» **TO DO**: Select every line below containing the word "AEOF".

» **DATA SUPPLIED**:
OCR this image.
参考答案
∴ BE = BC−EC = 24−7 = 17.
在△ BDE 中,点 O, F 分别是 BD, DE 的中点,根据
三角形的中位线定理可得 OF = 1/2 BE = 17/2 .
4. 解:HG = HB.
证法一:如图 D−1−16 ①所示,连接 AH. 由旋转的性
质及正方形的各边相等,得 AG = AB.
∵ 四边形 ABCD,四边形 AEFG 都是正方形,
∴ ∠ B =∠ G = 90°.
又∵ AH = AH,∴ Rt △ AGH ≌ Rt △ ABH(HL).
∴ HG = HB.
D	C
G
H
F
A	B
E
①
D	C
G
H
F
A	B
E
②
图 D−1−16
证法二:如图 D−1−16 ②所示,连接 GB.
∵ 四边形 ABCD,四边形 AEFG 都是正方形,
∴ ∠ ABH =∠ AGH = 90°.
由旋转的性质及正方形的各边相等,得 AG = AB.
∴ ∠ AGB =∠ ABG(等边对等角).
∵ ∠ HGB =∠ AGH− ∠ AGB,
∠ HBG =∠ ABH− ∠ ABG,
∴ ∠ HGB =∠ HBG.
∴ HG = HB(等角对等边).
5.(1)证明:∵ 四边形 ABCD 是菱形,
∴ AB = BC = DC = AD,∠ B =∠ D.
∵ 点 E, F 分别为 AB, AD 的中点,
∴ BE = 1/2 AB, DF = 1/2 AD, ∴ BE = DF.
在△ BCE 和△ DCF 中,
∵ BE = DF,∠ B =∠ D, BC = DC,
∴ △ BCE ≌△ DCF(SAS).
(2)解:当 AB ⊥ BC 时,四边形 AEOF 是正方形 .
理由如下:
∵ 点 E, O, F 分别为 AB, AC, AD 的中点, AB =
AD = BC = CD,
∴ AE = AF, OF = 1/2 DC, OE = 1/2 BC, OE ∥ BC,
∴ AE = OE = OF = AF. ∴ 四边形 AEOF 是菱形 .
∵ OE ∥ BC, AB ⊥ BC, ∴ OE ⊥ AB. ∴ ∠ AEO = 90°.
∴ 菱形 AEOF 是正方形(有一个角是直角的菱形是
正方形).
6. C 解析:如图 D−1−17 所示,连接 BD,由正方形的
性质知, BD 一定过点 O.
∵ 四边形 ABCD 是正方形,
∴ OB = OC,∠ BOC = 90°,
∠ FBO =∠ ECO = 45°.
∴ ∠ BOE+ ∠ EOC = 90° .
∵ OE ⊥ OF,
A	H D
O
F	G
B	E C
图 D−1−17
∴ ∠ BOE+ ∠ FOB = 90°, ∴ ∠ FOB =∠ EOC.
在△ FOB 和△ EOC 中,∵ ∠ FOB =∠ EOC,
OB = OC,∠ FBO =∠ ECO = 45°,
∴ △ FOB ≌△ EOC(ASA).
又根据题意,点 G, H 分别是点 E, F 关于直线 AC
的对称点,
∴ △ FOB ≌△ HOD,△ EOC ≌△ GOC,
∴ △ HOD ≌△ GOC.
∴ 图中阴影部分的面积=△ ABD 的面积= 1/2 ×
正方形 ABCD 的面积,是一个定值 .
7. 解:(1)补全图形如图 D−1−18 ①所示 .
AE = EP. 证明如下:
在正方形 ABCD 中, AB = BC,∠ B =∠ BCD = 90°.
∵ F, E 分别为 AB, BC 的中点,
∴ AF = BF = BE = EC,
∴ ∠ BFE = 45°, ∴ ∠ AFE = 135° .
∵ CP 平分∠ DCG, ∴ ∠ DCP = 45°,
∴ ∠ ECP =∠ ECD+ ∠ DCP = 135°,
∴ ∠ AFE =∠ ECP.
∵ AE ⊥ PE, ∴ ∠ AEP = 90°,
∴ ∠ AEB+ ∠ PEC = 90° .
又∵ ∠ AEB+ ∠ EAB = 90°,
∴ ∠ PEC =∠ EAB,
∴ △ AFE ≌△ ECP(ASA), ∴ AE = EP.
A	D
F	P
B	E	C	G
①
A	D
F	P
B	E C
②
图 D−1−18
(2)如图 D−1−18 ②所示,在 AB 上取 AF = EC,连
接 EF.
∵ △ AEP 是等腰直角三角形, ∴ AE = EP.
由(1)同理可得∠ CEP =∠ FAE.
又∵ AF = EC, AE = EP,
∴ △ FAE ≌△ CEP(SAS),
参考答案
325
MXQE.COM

» **ANSWER**:
(2)解:当 AB ⊥ BC 时,四边形 AEOF 是正方形 .
∴ AE = OE = OF = AF. ∴ 四边形 AEOF 是菱形 .
∴ 菱形 AEOF 是正方形(有一个角是直角的菱形是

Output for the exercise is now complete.